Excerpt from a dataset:
* begin *

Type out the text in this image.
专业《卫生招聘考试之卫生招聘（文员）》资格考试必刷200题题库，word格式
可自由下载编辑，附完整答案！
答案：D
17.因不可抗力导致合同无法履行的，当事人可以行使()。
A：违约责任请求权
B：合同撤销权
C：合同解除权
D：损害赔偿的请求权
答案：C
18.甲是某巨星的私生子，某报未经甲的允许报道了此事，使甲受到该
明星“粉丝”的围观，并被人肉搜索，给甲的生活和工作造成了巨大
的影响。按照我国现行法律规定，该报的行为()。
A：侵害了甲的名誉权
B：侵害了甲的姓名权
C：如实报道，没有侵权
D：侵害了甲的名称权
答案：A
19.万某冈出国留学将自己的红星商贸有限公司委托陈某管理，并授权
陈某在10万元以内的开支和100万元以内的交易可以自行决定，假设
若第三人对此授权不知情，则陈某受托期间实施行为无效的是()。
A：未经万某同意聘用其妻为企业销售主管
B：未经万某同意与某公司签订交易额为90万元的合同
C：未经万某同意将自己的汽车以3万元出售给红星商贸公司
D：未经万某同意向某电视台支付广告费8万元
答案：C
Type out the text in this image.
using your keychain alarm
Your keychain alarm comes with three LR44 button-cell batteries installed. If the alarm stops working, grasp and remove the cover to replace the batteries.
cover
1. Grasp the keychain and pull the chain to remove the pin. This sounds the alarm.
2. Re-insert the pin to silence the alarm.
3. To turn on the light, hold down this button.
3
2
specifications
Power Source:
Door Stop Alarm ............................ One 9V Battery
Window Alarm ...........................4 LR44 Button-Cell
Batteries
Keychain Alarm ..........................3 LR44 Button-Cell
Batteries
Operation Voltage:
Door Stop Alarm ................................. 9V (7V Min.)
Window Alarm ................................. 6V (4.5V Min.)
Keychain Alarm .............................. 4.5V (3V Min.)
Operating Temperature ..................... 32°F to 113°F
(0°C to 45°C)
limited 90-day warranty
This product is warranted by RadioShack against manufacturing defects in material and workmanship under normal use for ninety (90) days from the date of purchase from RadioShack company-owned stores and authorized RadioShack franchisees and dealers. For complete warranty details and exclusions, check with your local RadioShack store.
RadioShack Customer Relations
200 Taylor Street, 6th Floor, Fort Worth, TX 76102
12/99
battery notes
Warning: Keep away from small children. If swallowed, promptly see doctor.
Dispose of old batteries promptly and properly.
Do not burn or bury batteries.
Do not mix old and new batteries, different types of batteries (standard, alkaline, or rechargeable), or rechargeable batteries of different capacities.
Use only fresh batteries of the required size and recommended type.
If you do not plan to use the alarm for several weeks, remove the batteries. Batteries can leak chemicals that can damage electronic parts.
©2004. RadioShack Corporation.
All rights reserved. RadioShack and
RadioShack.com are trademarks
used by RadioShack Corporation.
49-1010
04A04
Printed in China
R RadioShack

* end *

What is being asked >>
Extract every record. Keep wording exact.

Complete answer >>
Type out the text in this image.
专业《卫生招聘考试之卫生招聘（文员）》资格考试必刷200题题库，word格式
可自由下载编辑，附完整答案！
答案：D
17.因不可抗力导致合同无法履行的，当事人可以行使()。
A：违约责任请求权
B：合同撤销权
C：合同解除权
D：损害赔偿的请求权
答案：C
18.甲是某巨星的私生子，某报未经甲的允许报道了此事，使甲受到该
明星“粉丝”的围观，并被人肉搜索，给甲的生活和工作造成了巨大
的影响。按照我国现行法律规定，该报的行为()。
A：侵害了甲的名誉权
B：侵害了甲的姓名权
C：如实报道，没有侵权
D：侵害了甲的名称权
答案：A
19.万某冈出国留学将自己的红星商贸有限公司委托陈某管理，并授权
陈某在10万元以内的开支和100万元以内的交易可以自行决定，假设
若第三人对此授权不知情，则陈某受托期间实施行为无效的是()。
A：未经万某同意聘用其妻为企业销售主管
B：未经万某同意与某公司签订交易额为90万元的合同
C：未经万某同意将自己的汽车以3万元出售给红星商贸公司
D：未经万某同意向某电视台支付广告费8万元
答案：C
Type out the text in this image.
using your keychain alarm
Your keychain alarm comes with three LR44 button-cell batteries installed. If the alarm stops working, grasp and remove the cover to replace the batteries.
cover
1. Grasp the keychain and pull the chain to remove the pin. This sounds the alarm.
2. Re-insert the pin to silence the alarm.
3. To turn on the light, hold down this button.
3
2
specifications
Power Source:
Door Stop Alarm ............................ One 9V Battery
Window Alarm ...........................4 LR44 Button-Cell
Batteries
Keychain Alarm ..........................3 LR44 Button-Cell
Batteries
Operation Voltage:
Door Stop Alarm ................................. 9V (7V Min.)
Window Alarm ................................. 6V (4.5V Min.)
Keychain Alarm .............................. 4.5V (3V Min.)
Operating Temperature ..................... 32°F to 113°F
(0°C to 45°C)
limited 90-day warranty
This product is warranted by RadioShack against manufacturing defects in material and workmanship under normal use for ninety (90) days from the date of purchase from RadioShack company-owned stores and authorized RadioShack franchisees and dealers. For complete warranty details and exclusions, check with your local RadioShack store.
RadioShack Customer Relations
200 Taylor Street, 6th Floor, Fort Worth, TX 76102
12/99
battery notes
Warning: Keep away from small children. If swallowed, promptly see doctor.
Dispose of old batteries promptly and properly.
Do not burn or bury batteries.
Do not mix old and new batteries, different types of batteries (standard, alkaline, or rechargeable), or rechargeable batteries of different capacities.
Use only fresh batteries of the required size and recommended type.
If you do not plan to use the alarm for several weeks, remove the batteries. Batteries can leak chemicals that can damage electronic parts.
©2004. RadioShack Corporation.
All rights reserved. RadioShack and
RadioShack.com are trademarks
used by RadioShack Corporation.
49-1010
04A04
Printed in China
R RadioShack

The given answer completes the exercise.